- [WHAT YOU ARE ASKED TO DO]
Return the lines below unchanged, starting at the line that contains "Text: Nota: per" and ending at the line that contains "Text: Figura 2.".

- [A few records]
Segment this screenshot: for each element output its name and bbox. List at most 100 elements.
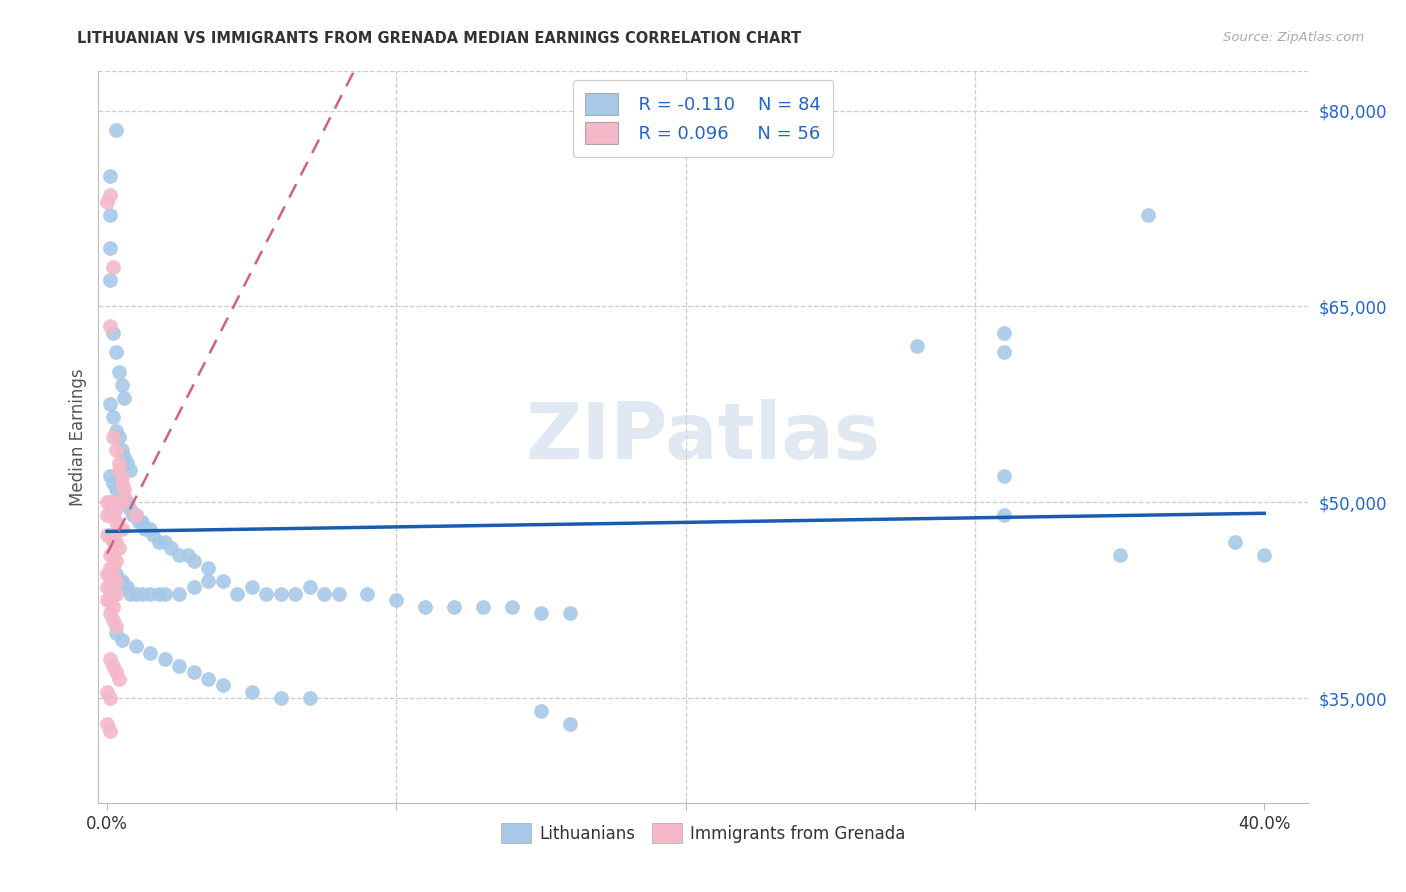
Point [530,607,553,621]
Point [197,672,219,686]
Point [104,619,127,633]
Point [110,489,132,503]
Text: Source: ZipAtlas.com: Source: ZipAtlas.com [1223,31,1364,45]
Legend: Lithuanians, Immigrants from Grenada: Lithuanians, Immigrants from Grenada [494,817,912,849]
Point [298,691,321,706]
Point [101,658,124,673]
Point [110,443,132,458]
Point [107,483,129,497]
Point [98,652,121,666]
Point [240,685,263,699]
Point [148,534,170,549]
Point [107,365,129,379]
Point [107,456,129,470]
Point [98,241,121,255]
Point [443,599,465,614]
Point [122,508,145,523]
Point [110,495,132,509]
Point [104,534,127,549]
Point [110,475,132,490]
Point [101,587,124,601]
Point [107,430,129,444]
Point [501,599,523,614]
Point [385,593,408,607]
Point [98,607,121,621]
Point [413,599,436,614]
Point [104,665,127,680]
Point [125,587,148,601]
Point [96,194,118,209]
Point [98,548,121,562]
Point [254,587,277,601]
Point [197,574,219,588]
Point [107,672,129,686]
Point [270,587,292,601]
Point [101,574,124,588]
Point [312,587,335,601]
Point [98,508,121,523]
Point [104,483,127,497]
Point [211,574,233,588]
Y-axis label: Median Earnings: Median Earnings [69,368,87,506]
Point [117,456,139,470]
Point [98,560,121,574]
Point [169,548,191,562]
Point [104,123,127,137]
Point [96,580,118,594]
Point [104,502,127,516]
Point [125,508,148,523]
Point [96,567,118,582]
Point [110,632,132,647]
Point [131,515,153,529]
Point [153,534,176,549]
Point [98,188,121,202]
Point [110,377,132,392]
Point [284,587,307,601]
Point [134,521,156,535]
Point [142,528,165,542]
Point [101,260,124,275]
Point [183,580,205,594]
Point [153,652,176,666]
Point [125,639,148,653]
Point [117,580,139,594]
Point [177,548,200,562]
Point [98,397,121,411]
Point [101,613,124,627]
Point [993,345,1015,359]
Text: LITHUANIAN VS IMMIGRANTS FROM GRENADA MEDIAN EARNINGS CORRELATION CHART: LITHUANIAN VS IMMIGRANTS FROM GRENADA ME… [77,31,801,46]
Point [98,469,121,483]
Point [197,560,219,574]
Point [1108,548,1130,562]
Point [131,587,153,601]
Point [107,541,129,555]
Point [183,665,205,680]
Point [101,560,124,574]
Point [993,326,1015,340]
Point [356,587,378,601]
Point [328,587,350,601]
Point [114,483,136,497]
Point [101,495,124,509]
Text: ZIPatlas: ZIPatlas [526,399,880,475]
Point [139,521,162,535]
Point [1225,534,1247,549]
Point [104,515,127,529]
Point [1253,548,1275,562]
Point [101,534,124,549]
Point [104,345,127,359]
Point [139,587,162,601]
Point [104,587,127,601]
Point [98,528,121,542]
Point [298,580,321,594]
Point [114,580,136,594]
Point [107,574,129,588]
Point [104,554,127,568]
Point [120,587,142,601]
Point [104,626,127,640]
Point [96,495,118,509]
Point [270,691,292,706]
Point [98,567,121,582]
Point [530,705,553,719]
Point [1137,208,1160,222]
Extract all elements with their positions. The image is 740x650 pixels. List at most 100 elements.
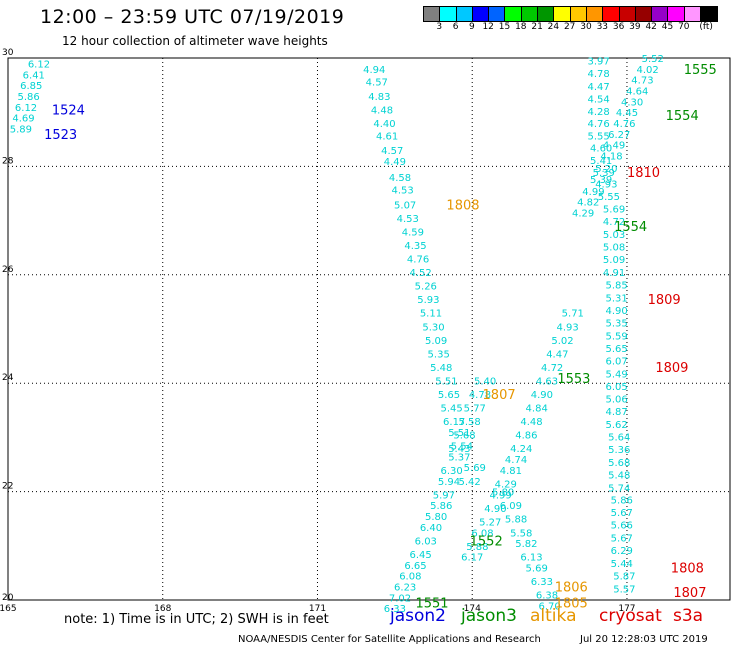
colorbar-tick-label: 45 [661,22,674,32]
swh-value: 4.81 [500,466,522,477]
swh-value: 5.66 [611,521,633,532]
colorbar-tick-label: 12 [482,22,494,32]
colorbar-tick-label: 36 [612,22,625,32]
footer-credit: NOAA/NESDIS Center for Satellite Applica… [238,634,541,645]
legend-jason3: jason3 [461,606,517,626]
chart-title: 12:00 – 23:59 UTC 07/19/2019 [40,6,345,28]
colorbar-cell [505,7,522,21]
swh-value: 5.94 [438,477,460,488]
colorbar-tick-label: 3 [436,22,443,32]
swh-value: 5.82 [515,539,537,550]
swh-value: 5.44 [611,559,633,570]
colorbar-cell [456,7,473,21]
swh-value: 4.76 [587,119,609,130]
footer-timestamp: Jul 20 12:28:03 UTC 2019 [580,634,708,645]
swh-value: 5.07 [394,200,416,211]
swh-value: 6.17 [443,417,465,428]
swh-value: 4.83 [368,92,390,103]
swh-value: 5.51 [448,428,470,439]
swh-value: 4.87 [606,407,628,418]
swh-value: 5.62 [606,420,628,431]
swh-value: 5.88 [505,515,527,526]
colorbar-cell [652,7,669,21]
swh-value: 4.76 [407,255,429,266]
swh-value: 6.27 [608,130,630,141]
swh-value: 5.45 [440,404,462,415]
chart-grid [7,57,731,601]
swh-value: 5.88 [466,542,488,553]
swh-value: 4.29 [572,208,594,219]
swh-value: 5.31 [606,294,628,305]
colorbar-ticks: 3 6 9 12 15 18 21 24 27 30 33 36 39 42 45 70 (ft) [423,22,740,34]
swh-value: 4.90 [484,504,506,515]
swh-value: 3.97 [587,57,609,68]
swh-value: 5.59 [606,332,628,343]
swh-value: 5.80 [425,512,447,523]
swh-value: 5.69 [464,463,486,474]
colorbar-cell [684,7,702,21]
colorbar-tick-label: (ft) [699,22,713,32]
colorbar-cell [424,7,441,21]
pass-time-label: 1554 [666,109,699,124]
colorbar-cell [570,7,587,21]
swh-value: 4.35 [404,241,426,252]
swh-value: 7.02 [389,593,411,604]
swh-value: 6.29 [611,546,633,557]
swh-value: 5.48 [430,363,452,374]
swh-value: 5.09 [603,255,625,266]
chart-annotations: 1524 1523 1808 1807 1806 1805 1555 1554 1554 1553… [44,63,717,612]
swh-value: 4.54 [587,95,609,106]
colorbar-tick-label: 6 [452,22,459,32]
swh-value: 6.03 [415,536,437,547]
legend-altika: altika [530,606,577,626]
swh-value: 4.49 [384,157,406,168]
y-tick-label: 20 [2,593,14,603]
pass-time-label: 1810 [627,166,660,181]
swh-value: 4.86 [515,431,537,442]
swh-value: 6.12 [15,103,37,114]
swh-value: 4.59 [402,227,424,238]
swh-value: 4.78 [469,390,491,401]
swh-value: 5.58 [459,417,481,428]
swh-value: 5.40 [474,376,496,387]
swh-value: 4.93 [557,322,579,333]
y-tick-label: 26 [2,265,14,275]
swh-value: 5.27 [479,517,501,528]
pass-time-label: 1807 [483,388,516,403]
chart-axes: 165 168 171 174 177 20 22 24 26 28 30 [0,48,636,614]
pass-time-label: 1523 [44,128,77,143]
chart-subtitle: 12 hour collection of altimeter wave hei… [62,34,328,48]
swh-value: 4.73 [631,76,653,87]
swh-value: 5.03 [603,230,625,241]
swh-value: 4.64 [626,87,648,98]
colorbar-tick-label: 33 [596,22,609,32]
colorbar-tick-label: 9 [469,22,475,32]
swh-value: 5.52 [642,54,664,65]
swh-value: 6.08 [471,528,493,539]
swh-value: 5.39 [590,175,612,186]
swh-value: 4.48 [371,105,393,116]
swh-value: 6.70 [538,601,560,612]
swh-value: 4.78 [587,69,609,80]
swh-value: 5.67 [611,534,633,545]
swh-value: 4.02 [636,65,658,76]
swh-value: 6.12 [28,59,50,70]
pass-time-label: 1552 [470,534,503,549]
swh-value: 5.86 [430,501,452,512]
swh-value: 6.38 [536,591,558,602]
swh-value: 5.86 [17,92,39,103]
pass-time-label: 1524 [52,103,85,118]
swh-value: 6.40 [420,523,442,534]
x-tick-label: 174 [464,604,481,614]
swh-value: 4.82 [577,198,599,209]
colorbar-tick-label: 39 [629,22,641,32]
swh-value: 5.11 [420,309,442,320]
colorbar-cell [554,7,571,21]
swh-value: 4.52 [410,268,432,279]
swh-value: 5.08 [603,243,625,254]
swh-value: 6.05 [606,382,628,393]
swh-value: 5.35 [428,349,450,360]
swh-value: 5.39 [593,168,615,179]
swh-value: 5.87 [613,572,635,583]
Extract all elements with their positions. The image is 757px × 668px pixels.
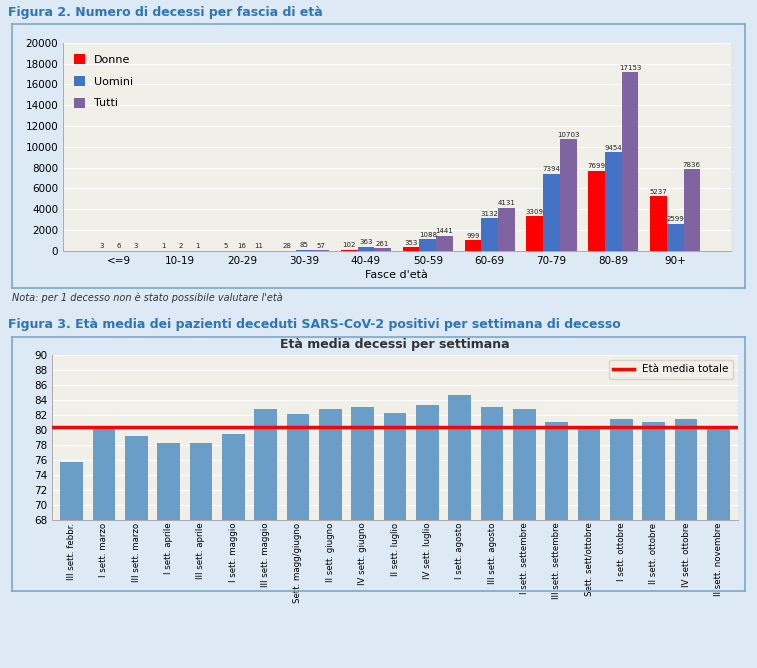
Text: Nota: per 1 decesso non è stato possibile valutare l'età: Nota: per 1 decesso non è stato possibil… xyxy=(12,293,282,303)
Text: Figura 3. Età media dei pazienti deceduti SARS-CoV-2 positivi per settimana di d: Figura 3. Età media dei pazienti decedut… xyxy=(8,318,621,331)
Text: Figura 2. Numero di decessi per fascia di età: Figura 2. Numero di decessi per fascia d… xyxy=(8,6,322,19)
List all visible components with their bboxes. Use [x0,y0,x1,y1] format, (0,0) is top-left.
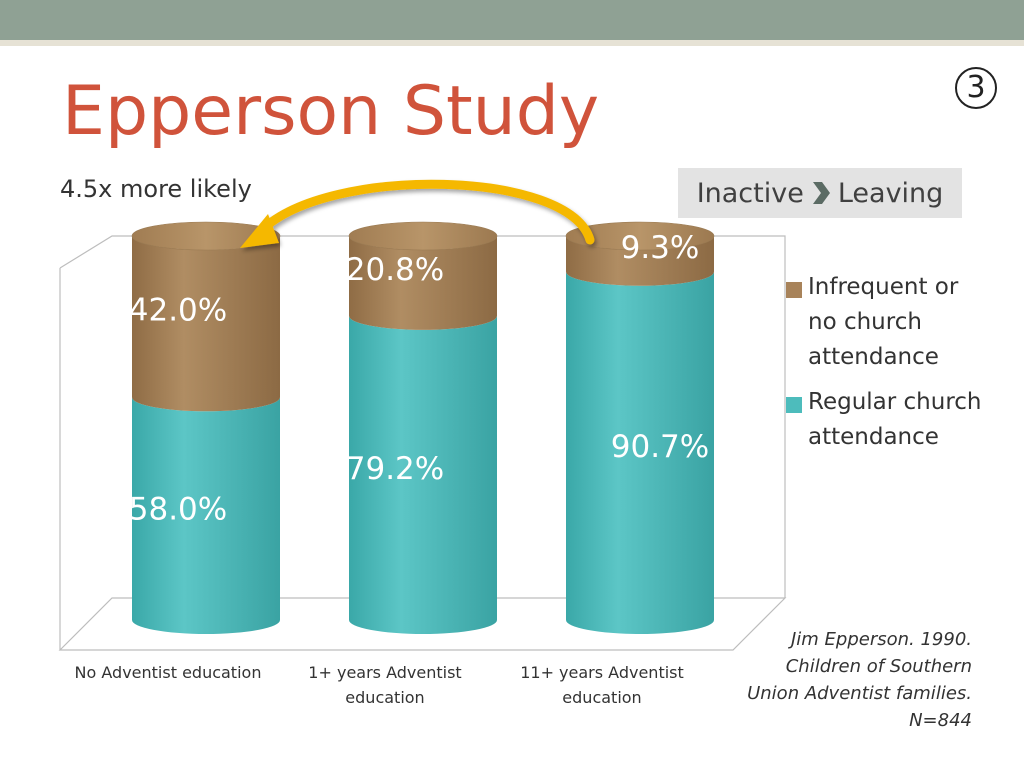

- [IN RESPONSE]
Text: Nota: per 1 decesso non è stato possibile valutare l'età: Nota: per 1 decesso non è stato possibil… xyxy=(12,293,282,303)
Text: Figura 3. Età media dei pazienti deceduti SARS-CoV-2 positivi per settimana di d: Figura 3. Età media dei pazienti decedut… xyxy=(8,318,621,331)
Text: Figura 2. Numero di decessi per fascia di età: Figura 2. Numero di decessi per fascia d… xyxy=(8,6,322,19)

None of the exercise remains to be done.